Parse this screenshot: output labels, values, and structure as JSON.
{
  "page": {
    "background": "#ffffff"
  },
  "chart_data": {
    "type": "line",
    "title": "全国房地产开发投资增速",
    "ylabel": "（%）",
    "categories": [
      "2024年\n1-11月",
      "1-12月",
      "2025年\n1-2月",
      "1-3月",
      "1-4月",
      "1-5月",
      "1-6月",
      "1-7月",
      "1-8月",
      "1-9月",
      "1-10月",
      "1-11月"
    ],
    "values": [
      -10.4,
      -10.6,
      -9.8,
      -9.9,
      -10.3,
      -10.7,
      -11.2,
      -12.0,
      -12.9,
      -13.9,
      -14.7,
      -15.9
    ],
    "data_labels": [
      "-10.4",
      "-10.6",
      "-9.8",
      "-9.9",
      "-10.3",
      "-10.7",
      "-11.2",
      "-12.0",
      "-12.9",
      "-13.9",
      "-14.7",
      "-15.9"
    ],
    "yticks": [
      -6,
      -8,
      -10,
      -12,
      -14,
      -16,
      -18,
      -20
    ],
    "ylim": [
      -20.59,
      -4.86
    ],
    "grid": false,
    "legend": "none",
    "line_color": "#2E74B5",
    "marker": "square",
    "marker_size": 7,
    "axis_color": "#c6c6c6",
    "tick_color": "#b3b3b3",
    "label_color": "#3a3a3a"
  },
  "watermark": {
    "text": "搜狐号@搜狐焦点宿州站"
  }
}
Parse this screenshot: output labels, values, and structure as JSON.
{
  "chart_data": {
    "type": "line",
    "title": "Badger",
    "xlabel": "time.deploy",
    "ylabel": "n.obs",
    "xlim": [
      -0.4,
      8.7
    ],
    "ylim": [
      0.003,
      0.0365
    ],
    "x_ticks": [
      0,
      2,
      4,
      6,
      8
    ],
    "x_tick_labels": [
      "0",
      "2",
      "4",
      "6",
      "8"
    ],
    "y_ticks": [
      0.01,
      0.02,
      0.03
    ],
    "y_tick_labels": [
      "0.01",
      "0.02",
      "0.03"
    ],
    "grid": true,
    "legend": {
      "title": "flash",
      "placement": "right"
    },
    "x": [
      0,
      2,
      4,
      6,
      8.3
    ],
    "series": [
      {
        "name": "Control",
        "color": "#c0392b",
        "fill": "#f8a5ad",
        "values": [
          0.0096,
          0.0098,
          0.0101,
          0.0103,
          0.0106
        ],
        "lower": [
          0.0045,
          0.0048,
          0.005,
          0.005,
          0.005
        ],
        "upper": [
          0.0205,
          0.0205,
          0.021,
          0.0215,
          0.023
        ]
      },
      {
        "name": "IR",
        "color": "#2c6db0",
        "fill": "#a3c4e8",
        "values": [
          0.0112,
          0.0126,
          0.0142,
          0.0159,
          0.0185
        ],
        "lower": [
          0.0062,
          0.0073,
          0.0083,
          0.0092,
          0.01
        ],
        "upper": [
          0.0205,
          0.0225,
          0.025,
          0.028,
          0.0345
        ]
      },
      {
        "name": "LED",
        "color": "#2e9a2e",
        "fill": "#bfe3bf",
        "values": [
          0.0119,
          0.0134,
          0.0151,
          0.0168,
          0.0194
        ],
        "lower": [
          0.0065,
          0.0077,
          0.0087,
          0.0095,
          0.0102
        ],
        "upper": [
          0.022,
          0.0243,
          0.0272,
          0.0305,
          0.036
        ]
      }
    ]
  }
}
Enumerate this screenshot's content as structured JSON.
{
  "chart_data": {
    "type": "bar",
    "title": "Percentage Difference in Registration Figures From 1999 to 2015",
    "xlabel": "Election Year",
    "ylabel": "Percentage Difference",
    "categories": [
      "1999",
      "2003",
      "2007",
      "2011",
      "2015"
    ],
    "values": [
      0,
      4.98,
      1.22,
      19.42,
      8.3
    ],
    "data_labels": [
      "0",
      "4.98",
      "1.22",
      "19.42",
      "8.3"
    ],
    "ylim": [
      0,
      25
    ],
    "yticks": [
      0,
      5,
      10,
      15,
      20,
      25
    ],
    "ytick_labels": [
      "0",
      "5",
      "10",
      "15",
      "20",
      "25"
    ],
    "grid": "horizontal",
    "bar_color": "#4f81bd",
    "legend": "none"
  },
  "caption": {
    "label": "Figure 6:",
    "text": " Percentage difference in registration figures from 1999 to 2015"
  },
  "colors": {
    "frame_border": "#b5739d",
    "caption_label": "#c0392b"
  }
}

Problem to solve:
Search the records for the word "text" and copy every line where it occurs.

Solved problem:
    "text": "搜狐号@搜狐焦点宿州站"
    "text": " Percentage difference in registration figures from 1999 to 2015"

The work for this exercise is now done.